START

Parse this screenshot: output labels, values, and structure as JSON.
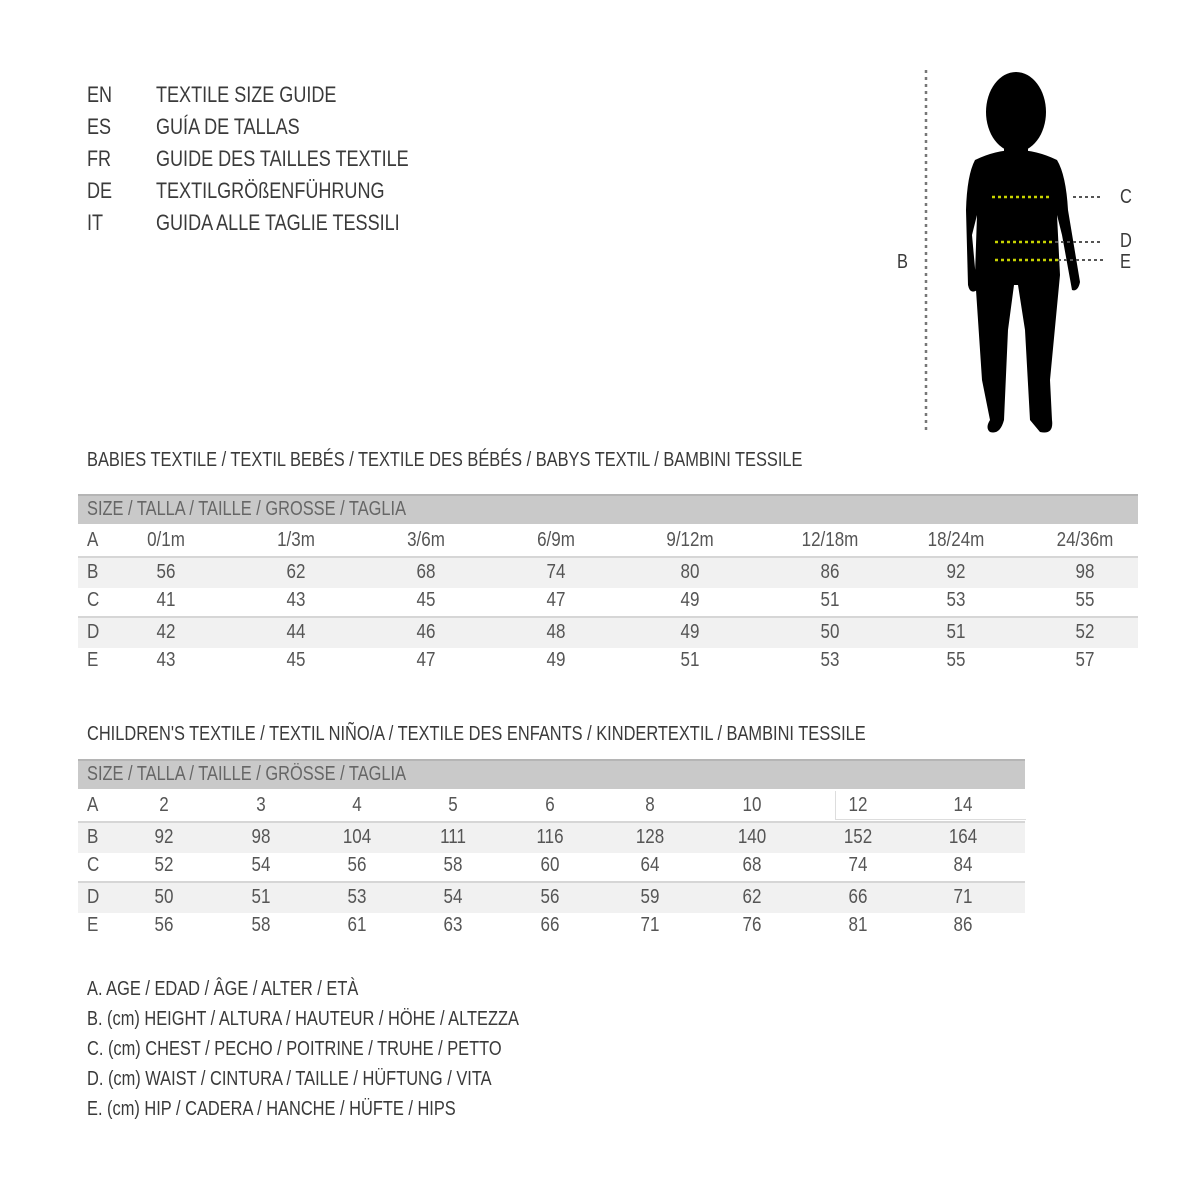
{
  "titles": [
    {
      "code": "EN",
      "text": "TEXTILE SIZE GUIDE"
    },
    {
      "code": "ES",
      "text": "GUÍA DE TALLAS"
    },
    {
      "code": "FR",
      "text": "GUIDE DES TAILLES TEXTILE"
    },
    {
      "code": "DE",
      "text": "TEXTILGRÖßENFÜHRUNG"
    },
    {
      "code": "IT",
      "text": "GUIDA ALLE TAGLIE TESSILI"
    }
  ],
  "figure": {
    "height_label": "B",
    "chest_label": "C",
    "waist_label": "D",
    "hip_label": "E",
    "measure_line_color": "#c8d400"
  },
  "babies": {
    "title": "BABIES TEXTILE / TEXTIL BEBÉS / TEXTILE DES BÉBÉS / BABYS TEXTIL  / BAMBINI TESSILE",
    "header": "SIZE / TALLA / TAILLE / GROSSE / TAGLIA",
    "rows": [
      {
        "label": "A",
        "values": [
          "0/1m",
          "1/3m",
          "3/6m",
          "6/9m",
          "9/12m",
          "12/18m",
          "18/24m",
          "24/36m"
        ]
      },
      {
        "label": "B",
        "values": [
          "56",
          "62",
          "68",
          "74",
          "80",
          "86",
          "92",
          "98"
        ]
      },
      {
        "label": "C",
        "values": [
          "41",
          "43",
          "45",
          "47",
          "49",
          "51",
          "53",
          "55"
        ]
      },
      {
        "label": "D",
        "values": [
          "42",
          "44",
          "46",
          "48",
          "49",
          "50",
          "51",
          "52"
        ]
      },
      {
        "label": "E",
        "values": [
          "43",
          "45",
          "47",
          "49",
          "51",
          "53",
          "55",
          "57"
        ]
      }
    ]
  },
  "children": {
    "title": "CHILDREN'S TEXTILE / TEXTIL NIÑO/A / TEXTILE DES ENFANTS / KINDERTEXTIL / BAMBINI TESSILE",
    "header": "SIZE / TALLA / TAILLE / GRÖSSE / TAGLIA",
    "rows": [
      {
        "label": "A",
        "values": [
          "2",
          "3",
          "4",
          "5",
          "6",
          "8",
          "10",
          "12",
          "14"
        ]
      },
      {
        "label": "B",
        "values": [
          "92",
          "98",
          "104",
          "111",
          "116",
          "128",
          "140",
          "152",
          "164"
        ]
      },
      {
        "label": "C",
        "values": [
          "52",
          "54",
          "56",
          "58",
          "60",
          "64",
          "68",
          "74",
          "84"
        ]
      },
      {
        "label": "D",
        "values": [
          "50",
          "51",
          "53",
          "54",
          "56",
          "59",
          "62",
          "66",
          "71"
        ]
      },
      {
        "label": "E",
        "values": [
          "56",
          "58",
          "61",
          "63",
          "66",
          "71",
          "76",
          "81",
          "86"
        ]
      }
    ]
  },
  "legend": [
    "A. AGE / EDAD / ÂGE / ALTER / ETÀ",
    "B. (cm) HEIGHT / ALTURA / HAUTEUR / HÖHE / ALTEZZA",
    "C. (cm) CHEST / PECHO / POITRINE / TRUHE / PETTO",
    "D. (cm) WAIST / CINTURA / TAILLE / HÜFTUNG / VITA",
    "E. (cm) HIP / CADERA / HANCHE / HÜFTE / HIPS"
  ]
}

END

*The problem*:
Pictures stay out of the copy; please restate every record above exactly.

*Solution to the problem*:
Parse this screenshot: output labels, values, and structure as JSON.
{
  "titles": [
    {
      "code": "EN",
      "text": "TEXTILE SIZE GUIDE"
    },
    {
      "code": "ES",
      "text": "GUÍA DE TALLAS"
    },
    {
      "code": "FR",
      "text": "GUIDE DES TAILLES TEXTILE"
    },
    {
      "code": "DE",
      "text": "TEXTILGRÖßENFÜHRUNG"
    },
    {
      "code": "IT",
      "text": "GUIDA ALLE TAGLIE TESSILI"
    }
  ],
  "figure": {
    "height_label": "B",
    "chest_label": "C",
    "waist_label": "D",
    "hip_label": "E",
    "measure_line_color": "#c8d400"
  },
  "babies": {
    "title": "BABIES TEXTILE / TEXTIL BEBÉS / TEXTILE DES BÉBÉS / BABYS TEXTIL  / BAMBINI TESSILE",
    "header": "SIZE / TALLA / TAILLE / GROSSE / TAGLIA",
    "rows": [
      {
        "label": "A",
        "values": [
          "0/1m",
          "1/3m",
          "3/6m",
          "6/9m",
          "9/12m",
          "12/18m",
          "18/24m",
          "24/36m"
        ]
      },
      {
        "label": "B",
        "values": [
          "56",
          "62",
          "68",
          "74",
          "80",
          "86",
          "92",
          "98"
        ]
      },
      {
        "label": "C",
        "values": [
          "41",
          "43",
          "45",
          "47",
          "49",
          "51",
          "53",
          "55"
        ]
      },
      {
        "label": "D",
        "values": [
          "42",
          "44",
          "46",
          "48",
          "49",
          "50",
          "51",
          "52"
        ]
      },
      {
        "label": "E",
        "values": [
          "43",
          "45",
          "47",
          "49",
          "51",
          "53",
          "55",
          "57"
        ]
      }
    ]
  },
  "children": {
    "title": "CHILDREN'S TEXTILE / TEXTIL NIÑO/A / TEXTILE DES ENFANTS / KINDERTEXTIL / BAMBINI TESSILE",
    "header": "SIZE / TALLA / TAILLE / GRÖSSE / TAGLIA",
    "rows": [
      {
        "label": "A",
        "values": [
          "2",
          "3",
          "4",
          "5",
          "6",
          "8",
          "10",
          "12",
          "14"
        ]
      },
      {
        "label": "B",
        "values": [
          "92",
          "98",
          "104",
          "111",
          "116",
          "128",
          "140",
          "152",
          "164"
        ]
      },
      {
        "label": "C",
        "values": [
          "52",
          "54",
          "56",
          "58",
          "60",
          "64",
          "68",
          "74",
          "84"
        ]
      },
      {
        "label": "D",
        "values": [
          "50",
          "51",
          "53",
          "54",
          "56",
          "59",
          "62",
          "66",
          "71"
        ]
      },
      {
        "label": "E",
        "values": [
          "56",
          "58",
          "61",
          "63",
          "66",
          "71",
          "76",
          "81",
          "86"
        ]
      }
    ]
  },
  "legend": [
    "A. AGE / EDAD / ÂGE / ALTER / ETÀ",
    "B. (cm) HEIGHT / ALTURA / HAUTEUR / HÖHE / ALTEZZA",
    "C. (cm) CHEST / PECHO / POITRINE / TRUHE / PETTO",
    "D. (cm) WAIST / CINTURA / TAILLE / HÜFTUNG / VITA",
    "E. (cm) HIP / CADERA / HANCHE / HÜFTE / HIPS"
  ]
}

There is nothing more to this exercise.